- [Written instruction]: Filter this data down to the lines that hold "lettuce", and copy them.

- [Record extracts]:
= = =
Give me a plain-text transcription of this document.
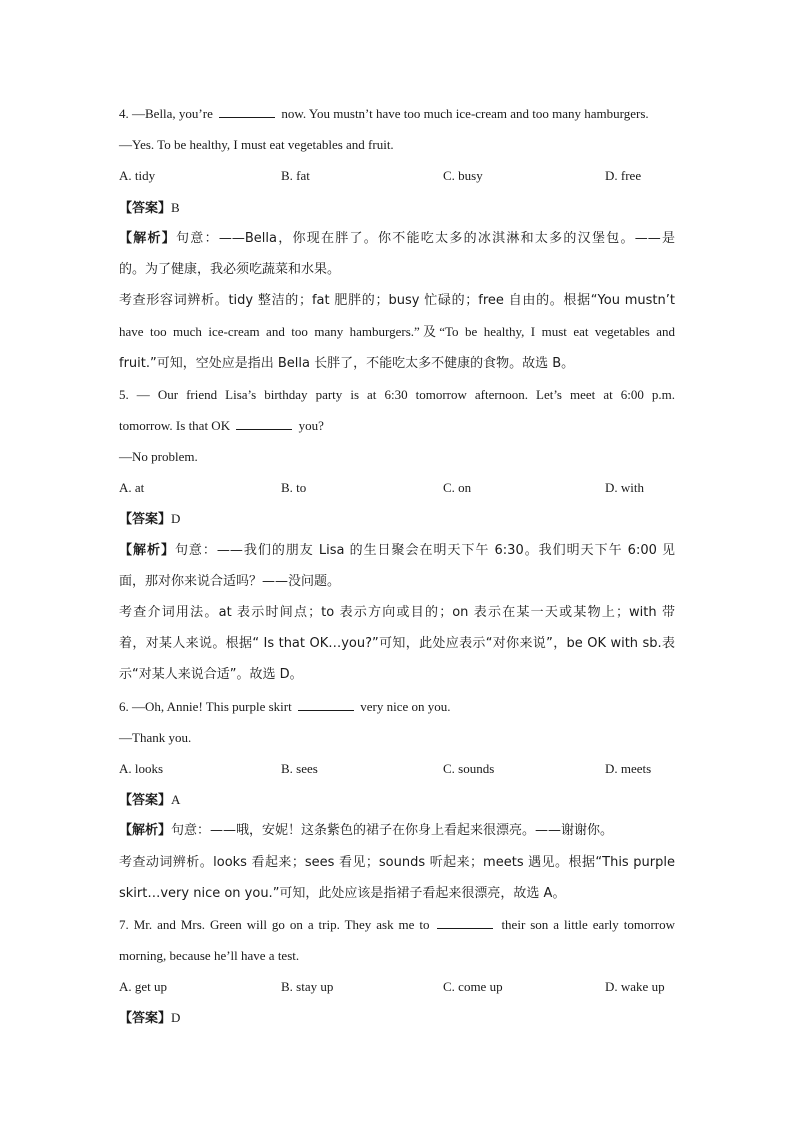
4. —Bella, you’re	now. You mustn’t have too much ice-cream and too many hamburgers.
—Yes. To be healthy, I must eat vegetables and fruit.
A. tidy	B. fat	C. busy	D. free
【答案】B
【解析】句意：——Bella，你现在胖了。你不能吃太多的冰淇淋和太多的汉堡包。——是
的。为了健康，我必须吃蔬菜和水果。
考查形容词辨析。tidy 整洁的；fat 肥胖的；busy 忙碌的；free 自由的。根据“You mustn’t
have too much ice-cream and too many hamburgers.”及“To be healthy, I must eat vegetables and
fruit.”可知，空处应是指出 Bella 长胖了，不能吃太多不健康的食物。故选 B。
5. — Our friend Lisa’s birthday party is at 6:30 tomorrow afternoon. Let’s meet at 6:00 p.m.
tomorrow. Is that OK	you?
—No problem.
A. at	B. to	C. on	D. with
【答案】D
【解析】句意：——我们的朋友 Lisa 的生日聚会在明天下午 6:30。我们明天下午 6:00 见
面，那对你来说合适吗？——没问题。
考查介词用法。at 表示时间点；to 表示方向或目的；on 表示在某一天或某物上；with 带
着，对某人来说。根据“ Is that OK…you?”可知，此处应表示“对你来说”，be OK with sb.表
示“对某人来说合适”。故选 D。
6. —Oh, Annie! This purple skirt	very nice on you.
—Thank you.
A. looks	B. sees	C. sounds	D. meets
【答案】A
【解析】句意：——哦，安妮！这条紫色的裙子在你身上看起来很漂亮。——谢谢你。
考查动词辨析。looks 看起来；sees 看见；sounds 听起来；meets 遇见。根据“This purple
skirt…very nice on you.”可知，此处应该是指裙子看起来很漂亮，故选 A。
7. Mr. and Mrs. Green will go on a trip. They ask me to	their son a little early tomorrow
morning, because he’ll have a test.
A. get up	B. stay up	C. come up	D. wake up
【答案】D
= = =
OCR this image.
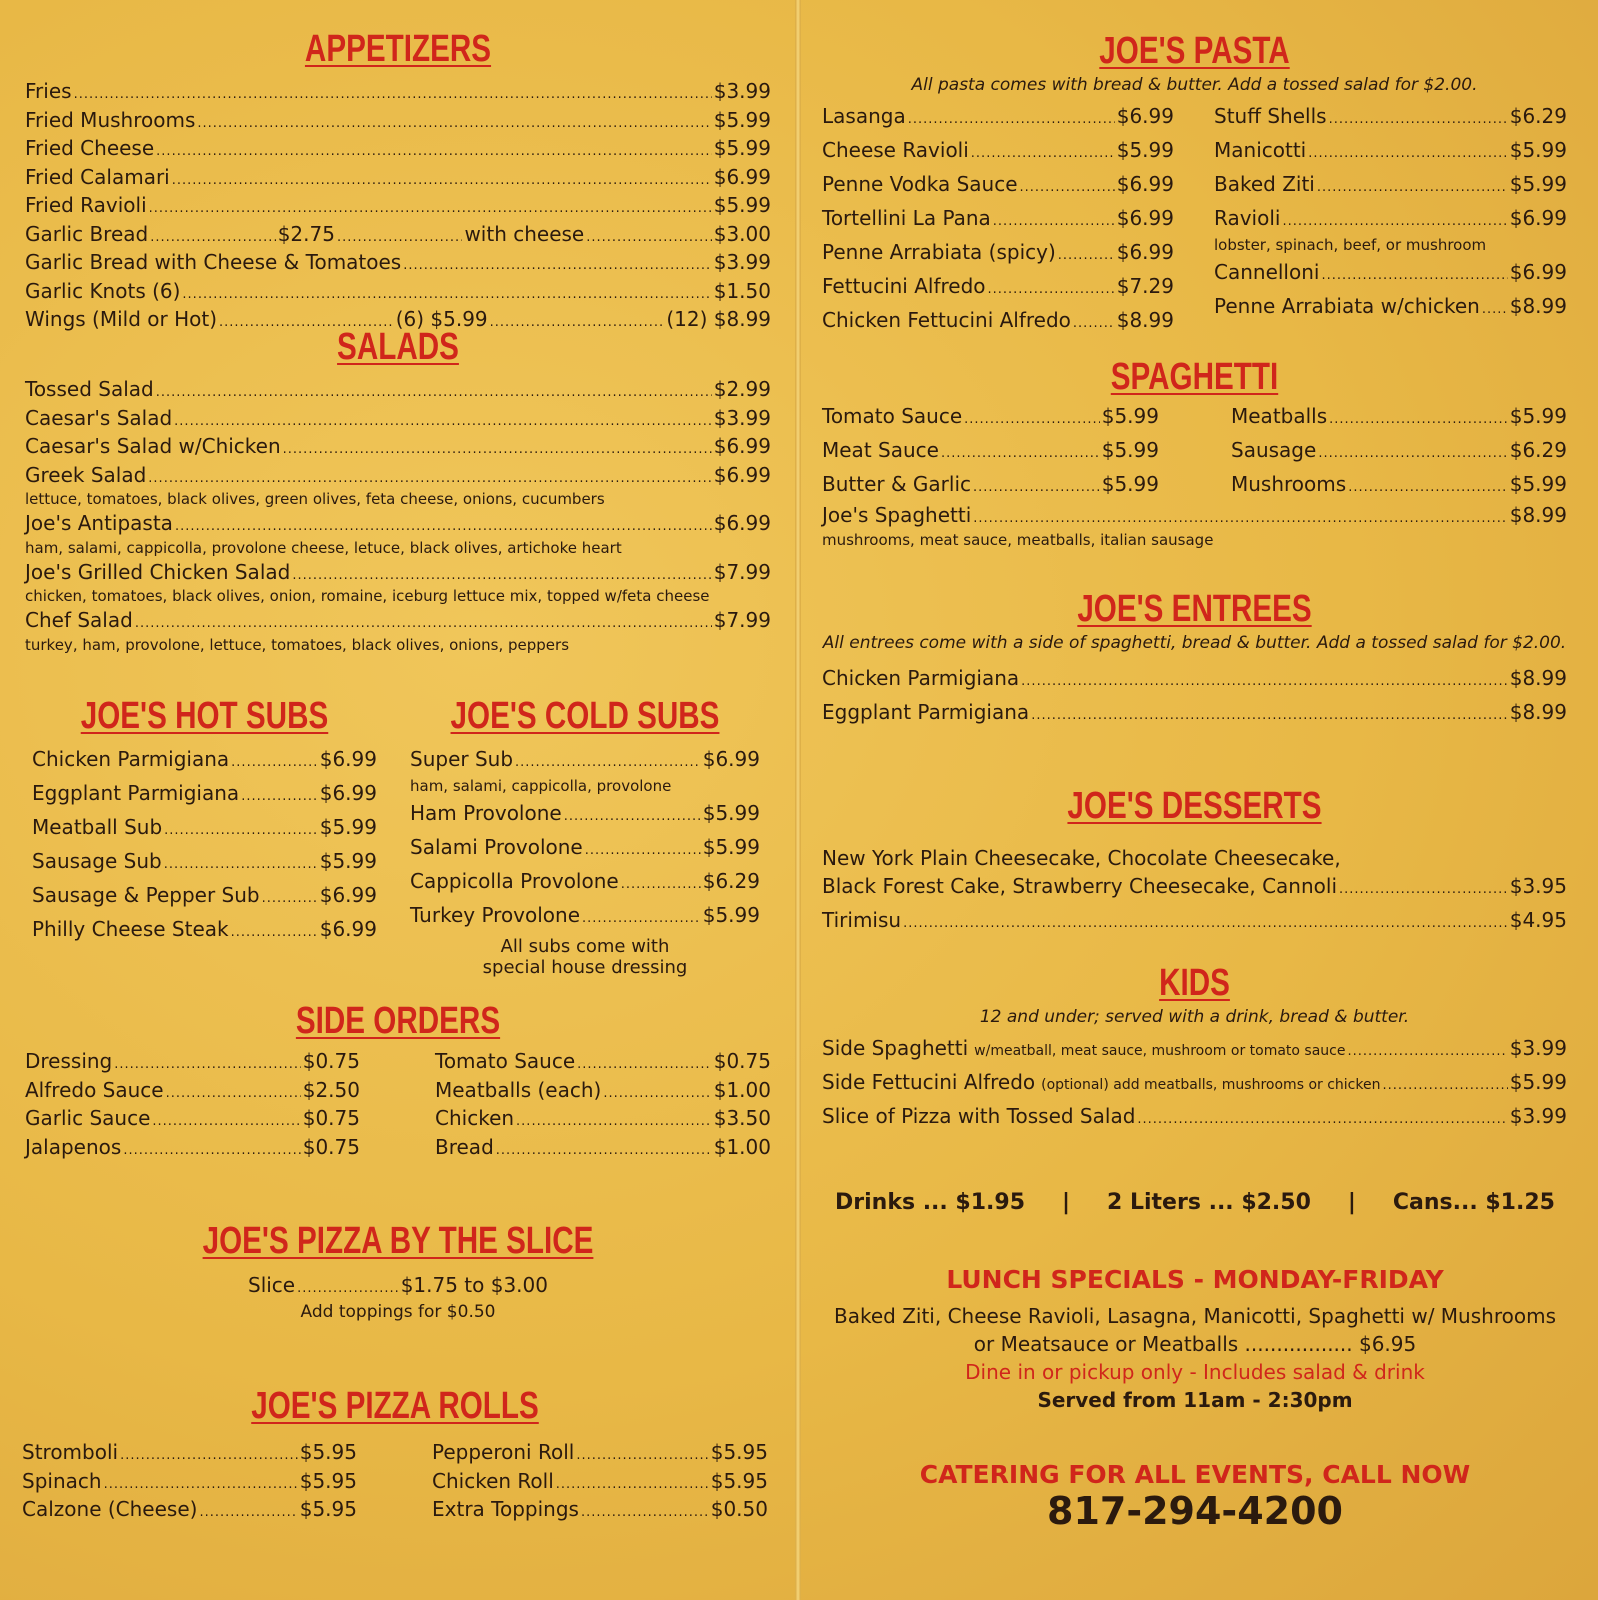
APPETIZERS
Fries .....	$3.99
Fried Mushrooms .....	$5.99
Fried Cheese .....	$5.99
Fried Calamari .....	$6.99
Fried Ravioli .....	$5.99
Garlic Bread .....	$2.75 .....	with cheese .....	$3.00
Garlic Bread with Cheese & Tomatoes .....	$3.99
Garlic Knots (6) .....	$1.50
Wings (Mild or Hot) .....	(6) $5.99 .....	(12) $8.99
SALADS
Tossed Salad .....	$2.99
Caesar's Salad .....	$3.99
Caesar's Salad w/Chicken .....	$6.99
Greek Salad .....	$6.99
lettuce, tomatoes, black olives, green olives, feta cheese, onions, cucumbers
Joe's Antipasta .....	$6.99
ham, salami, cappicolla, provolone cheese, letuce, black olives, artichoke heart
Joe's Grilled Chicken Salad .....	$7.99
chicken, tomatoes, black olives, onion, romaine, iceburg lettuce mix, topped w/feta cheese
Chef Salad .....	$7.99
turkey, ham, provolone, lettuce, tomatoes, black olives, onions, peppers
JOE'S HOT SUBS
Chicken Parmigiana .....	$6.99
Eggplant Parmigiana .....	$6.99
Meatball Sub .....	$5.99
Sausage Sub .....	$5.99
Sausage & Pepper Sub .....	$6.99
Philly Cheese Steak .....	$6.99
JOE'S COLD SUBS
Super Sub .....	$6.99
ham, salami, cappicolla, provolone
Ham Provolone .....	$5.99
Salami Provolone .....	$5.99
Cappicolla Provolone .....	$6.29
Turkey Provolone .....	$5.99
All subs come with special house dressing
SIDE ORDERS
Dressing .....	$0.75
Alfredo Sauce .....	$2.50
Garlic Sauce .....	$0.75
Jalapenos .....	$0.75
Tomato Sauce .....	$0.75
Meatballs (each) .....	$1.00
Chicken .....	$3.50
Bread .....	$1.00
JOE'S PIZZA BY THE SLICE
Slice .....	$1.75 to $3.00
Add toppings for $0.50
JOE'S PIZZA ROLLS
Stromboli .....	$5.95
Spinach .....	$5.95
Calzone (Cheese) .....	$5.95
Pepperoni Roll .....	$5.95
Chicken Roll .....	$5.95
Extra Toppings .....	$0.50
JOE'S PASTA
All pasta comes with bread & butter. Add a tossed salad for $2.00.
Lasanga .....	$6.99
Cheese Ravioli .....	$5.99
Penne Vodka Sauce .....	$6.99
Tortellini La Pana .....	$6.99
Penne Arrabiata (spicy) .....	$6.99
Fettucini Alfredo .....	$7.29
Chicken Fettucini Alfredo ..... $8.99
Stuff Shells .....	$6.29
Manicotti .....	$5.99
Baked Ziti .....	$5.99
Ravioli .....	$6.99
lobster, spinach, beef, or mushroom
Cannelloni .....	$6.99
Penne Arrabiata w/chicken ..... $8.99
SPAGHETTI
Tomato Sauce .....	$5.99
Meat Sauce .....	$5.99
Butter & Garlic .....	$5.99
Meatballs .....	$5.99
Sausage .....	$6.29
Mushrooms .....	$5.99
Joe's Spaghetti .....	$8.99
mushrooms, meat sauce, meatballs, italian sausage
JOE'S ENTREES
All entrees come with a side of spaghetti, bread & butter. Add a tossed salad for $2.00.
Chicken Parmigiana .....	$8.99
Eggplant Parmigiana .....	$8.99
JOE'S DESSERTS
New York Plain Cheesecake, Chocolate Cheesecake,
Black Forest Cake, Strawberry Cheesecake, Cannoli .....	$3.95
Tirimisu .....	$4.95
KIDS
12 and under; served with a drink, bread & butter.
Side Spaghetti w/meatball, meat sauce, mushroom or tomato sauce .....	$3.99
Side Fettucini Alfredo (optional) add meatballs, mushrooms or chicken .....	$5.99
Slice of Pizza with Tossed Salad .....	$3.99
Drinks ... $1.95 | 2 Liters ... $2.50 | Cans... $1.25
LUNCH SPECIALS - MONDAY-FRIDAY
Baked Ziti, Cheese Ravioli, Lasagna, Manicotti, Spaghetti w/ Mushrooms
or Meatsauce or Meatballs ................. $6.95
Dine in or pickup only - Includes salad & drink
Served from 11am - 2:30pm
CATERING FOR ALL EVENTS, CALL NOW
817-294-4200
= = =
- [Exercise answer]:
lettuce, tomatoes, black olives, green olives, feta cheese, onions, cucumbers
chicken, tomatoes, black olives, onion, romaine, iceburg lettuce mix, topped w/feta cheese
turkey, ham, provolone, lettuce, tomatoes, black olives, onions, peppers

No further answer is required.